- [Stated task]:
Write out each line beneath this one exactly as it reads.

--- Data listing ---

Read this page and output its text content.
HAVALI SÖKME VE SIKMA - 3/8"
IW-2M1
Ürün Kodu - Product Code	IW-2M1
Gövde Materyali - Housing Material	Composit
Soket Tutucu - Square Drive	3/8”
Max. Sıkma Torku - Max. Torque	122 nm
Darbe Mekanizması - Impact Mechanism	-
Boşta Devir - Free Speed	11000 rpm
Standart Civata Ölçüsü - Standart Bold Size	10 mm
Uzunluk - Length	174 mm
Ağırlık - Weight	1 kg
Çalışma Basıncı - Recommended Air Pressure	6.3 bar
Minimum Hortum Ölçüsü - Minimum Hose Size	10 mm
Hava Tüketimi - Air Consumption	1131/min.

---

- [Result of the exercise]:
Read this page and output its text content.
HAVALI SÖKME VE SIKMA - 3/8"
IW-2M1
Ürün Kodu - Product Code	IW-2M1
Gövde Materyali - Housing Material	Composit
Soket Tutucu - Square Drive	3/8”
Max. Sıkma Torku - Max. Torque	122 nm
Darbe Mekanizması - Impact Mechanism	-
Boşta Devir - Free Speed	11000 rpm
Standart Civata Ölçüsü - Standart Bold Size	10 mm
Uzunluk - Length	174 mm
Ağırlık - Weight	1 kg
Çalışma Basıncı - Recommended Air Pressure	6.3 bar
Minimum Hortum Ölçüsü - Minimum Hose Size	10 mm
Hava Tüketimi - Air Consumption	1131/min.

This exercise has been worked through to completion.